◆ What the exercise asks ◆
Give only one thing: the number of lines that include the word "noise".

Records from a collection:
————

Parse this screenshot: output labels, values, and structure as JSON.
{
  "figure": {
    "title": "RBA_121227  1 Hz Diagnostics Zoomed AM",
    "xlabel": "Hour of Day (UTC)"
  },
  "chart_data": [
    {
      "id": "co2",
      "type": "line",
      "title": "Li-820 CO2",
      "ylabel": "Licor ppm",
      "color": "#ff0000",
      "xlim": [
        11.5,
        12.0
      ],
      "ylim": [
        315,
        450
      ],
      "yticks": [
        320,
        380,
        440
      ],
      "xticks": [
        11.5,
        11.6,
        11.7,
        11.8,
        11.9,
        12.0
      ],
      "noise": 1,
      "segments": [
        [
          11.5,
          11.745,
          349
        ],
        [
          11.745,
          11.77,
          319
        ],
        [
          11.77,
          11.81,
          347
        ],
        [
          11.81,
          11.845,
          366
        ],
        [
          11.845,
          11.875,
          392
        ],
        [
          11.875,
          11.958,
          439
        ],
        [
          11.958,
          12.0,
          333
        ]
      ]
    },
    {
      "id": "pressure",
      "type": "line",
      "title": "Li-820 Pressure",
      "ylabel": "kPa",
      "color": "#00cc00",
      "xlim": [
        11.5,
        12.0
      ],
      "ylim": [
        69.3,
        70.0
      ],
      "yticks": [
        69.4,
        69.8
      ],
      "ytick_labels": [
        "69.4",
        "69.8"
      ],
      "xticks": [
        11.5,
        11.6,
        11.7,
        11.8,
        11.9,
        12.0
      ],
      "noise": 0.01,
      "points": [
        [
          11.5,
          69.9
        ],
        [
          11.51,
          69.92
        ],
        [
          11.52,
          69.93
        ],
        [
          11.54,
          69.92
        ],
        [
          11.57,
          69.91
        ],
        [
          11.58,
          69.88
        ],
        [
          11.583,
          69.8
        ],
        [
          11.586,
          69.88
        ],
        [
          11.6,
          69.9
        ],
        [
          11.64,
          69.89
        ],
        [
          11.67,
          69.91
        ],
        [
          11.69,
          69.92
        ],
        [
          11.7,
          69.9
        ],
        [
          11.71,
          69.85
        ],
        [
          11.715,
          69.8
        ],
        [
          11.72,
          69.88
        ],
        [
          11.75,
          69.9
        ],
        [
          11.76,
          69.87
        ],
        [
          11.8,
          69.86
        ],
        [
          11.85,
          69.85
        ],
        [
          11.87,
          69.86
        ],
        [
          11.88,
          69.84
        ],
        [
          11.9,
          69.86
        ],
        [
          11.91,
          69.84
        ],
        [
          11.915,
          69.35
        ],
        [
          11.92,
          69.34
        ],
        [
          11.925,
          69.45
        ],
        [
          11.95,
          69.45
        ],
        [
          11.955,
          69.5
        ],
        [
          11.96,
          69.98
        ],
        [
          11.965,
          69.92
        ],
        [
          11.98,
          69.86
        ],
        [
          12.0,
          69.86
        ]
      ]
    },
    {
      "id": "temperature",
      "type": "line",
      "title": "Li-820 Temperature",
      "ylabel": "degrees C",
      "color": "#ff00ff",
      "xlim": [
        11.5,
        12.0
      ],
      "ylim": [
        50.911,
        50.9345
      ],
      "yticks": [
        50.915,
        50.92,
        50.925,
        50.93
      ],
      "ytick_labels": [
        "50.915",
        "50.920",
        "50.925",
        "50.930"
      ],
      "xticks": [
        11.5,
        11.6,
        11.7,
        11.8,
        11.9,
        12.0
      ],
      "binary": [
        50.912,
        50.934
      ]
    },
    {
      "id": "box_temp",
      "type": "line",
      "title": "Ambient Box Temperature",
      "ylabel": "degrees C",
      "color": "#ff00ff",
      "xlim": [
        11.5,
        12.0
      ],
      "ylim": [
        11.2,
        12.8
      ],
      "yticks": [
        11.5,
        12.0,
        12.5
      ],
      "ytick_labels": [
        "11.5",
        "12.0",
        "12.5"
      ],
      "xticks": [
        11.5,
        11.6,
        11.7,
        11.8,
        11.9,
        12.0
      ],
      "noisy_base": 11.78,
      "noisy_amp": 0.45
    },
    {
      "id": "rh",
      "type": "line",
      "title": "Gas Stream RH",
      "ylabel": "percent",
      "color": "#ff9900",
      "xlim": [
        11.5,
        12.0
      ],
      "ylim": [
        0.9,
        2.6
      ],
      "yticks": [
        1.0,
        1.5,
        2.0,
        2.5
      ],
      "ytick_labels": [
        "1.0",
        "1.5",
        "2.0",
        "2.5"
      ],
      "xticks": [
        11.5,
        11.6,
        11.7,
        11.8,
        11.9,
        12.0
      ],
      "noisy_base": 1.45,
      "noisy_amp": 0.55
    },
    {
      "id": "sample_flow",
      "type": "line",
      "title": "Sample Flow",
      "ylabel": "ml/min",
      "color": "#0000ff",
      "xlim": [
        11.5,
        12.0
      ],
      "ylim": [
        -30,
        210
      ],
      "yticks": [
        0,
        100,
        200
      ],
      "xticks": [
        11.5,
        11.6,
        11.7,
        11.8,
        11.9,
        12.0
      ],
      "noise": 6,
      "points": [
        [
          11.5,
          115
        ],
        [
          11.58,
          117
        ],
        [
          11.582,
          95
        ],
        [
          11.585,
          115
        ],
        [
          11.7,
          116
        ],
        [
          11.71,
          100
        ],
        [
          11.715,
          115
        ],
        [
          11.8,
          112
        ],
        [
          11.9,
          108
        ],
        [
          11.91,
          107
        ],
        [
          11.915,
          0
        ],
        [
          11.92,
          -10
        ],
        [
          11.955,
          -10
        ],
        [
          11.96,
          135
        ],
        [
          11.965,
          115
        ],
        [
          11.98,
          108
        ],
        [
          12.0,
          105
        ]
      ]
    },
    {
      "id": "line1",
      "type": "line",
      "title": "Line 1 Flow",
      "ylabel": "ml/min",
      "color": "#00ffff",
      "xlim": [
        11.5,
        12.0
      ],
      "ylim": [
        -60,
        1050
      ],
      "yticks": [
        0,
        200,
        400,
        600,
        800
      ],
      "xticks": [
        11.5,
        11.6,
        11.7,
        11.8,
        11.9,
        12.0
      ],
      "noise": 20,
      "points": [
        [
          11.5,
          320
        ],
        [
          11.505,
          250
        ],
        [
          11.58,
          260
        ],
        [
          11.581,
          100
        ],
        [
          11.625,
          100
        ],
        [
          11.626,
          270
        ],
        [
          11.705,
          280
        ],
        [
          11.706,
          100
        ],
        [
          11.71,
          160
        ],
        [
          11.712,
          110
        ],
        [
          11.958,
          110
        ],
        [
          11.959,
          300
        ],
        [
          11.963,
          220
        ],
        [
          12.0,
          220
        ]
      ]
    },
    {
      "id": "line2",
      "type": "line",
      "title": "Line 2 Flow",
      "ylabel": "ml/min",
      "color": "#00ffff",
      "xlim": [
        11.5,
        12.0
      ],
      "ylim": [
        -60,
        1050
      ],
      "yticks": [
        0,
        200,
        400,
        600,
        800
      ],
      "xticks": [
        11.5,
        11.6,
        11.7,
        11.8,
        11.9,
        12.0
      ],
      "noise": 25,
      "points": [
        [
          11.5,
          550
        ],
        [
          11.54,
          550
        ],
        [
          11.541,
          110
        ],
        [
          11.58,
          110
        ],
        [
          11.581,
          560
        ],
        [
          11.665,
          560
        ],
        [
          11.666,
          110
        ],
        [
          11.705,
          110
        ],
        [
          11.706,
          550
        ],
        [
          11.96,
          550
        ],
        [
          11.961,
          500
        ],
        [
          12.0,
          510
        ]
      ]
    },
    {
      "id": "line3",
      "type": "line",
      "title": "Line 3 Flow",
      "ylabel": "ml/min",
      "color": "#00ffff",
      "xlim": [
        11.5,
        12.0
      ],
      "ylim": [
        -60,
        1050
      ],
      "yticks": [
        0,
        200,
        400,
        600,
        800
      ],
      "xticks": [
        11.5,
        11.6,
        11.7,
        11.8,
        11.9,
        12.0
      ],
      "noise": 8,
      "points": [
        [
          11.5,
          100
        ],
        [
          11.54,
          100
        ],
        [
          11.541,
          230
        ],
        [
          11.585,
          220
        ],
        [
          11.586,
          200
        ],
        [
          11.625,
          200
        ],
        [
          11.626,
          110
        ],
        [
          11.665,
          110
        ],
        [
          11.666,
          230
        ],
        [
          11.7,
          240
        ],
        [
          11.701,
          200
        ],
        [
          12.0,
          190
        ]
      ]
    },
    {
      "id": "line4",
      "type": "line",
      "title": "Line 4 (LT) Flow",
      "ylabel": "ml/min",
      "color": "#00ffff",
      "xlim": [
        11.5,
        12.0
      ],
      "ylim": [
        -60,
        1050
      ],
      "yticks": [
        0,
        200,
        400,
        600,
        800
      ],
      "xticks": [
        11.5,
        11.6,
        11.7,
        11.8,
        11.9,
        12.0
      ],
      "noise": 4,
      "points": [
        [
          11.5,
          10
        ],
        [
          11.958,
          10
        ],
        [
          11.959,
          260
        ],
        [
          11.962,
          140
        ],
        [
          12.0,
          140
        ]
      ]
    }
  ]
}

————

◆ Solution to this exercise ◆
7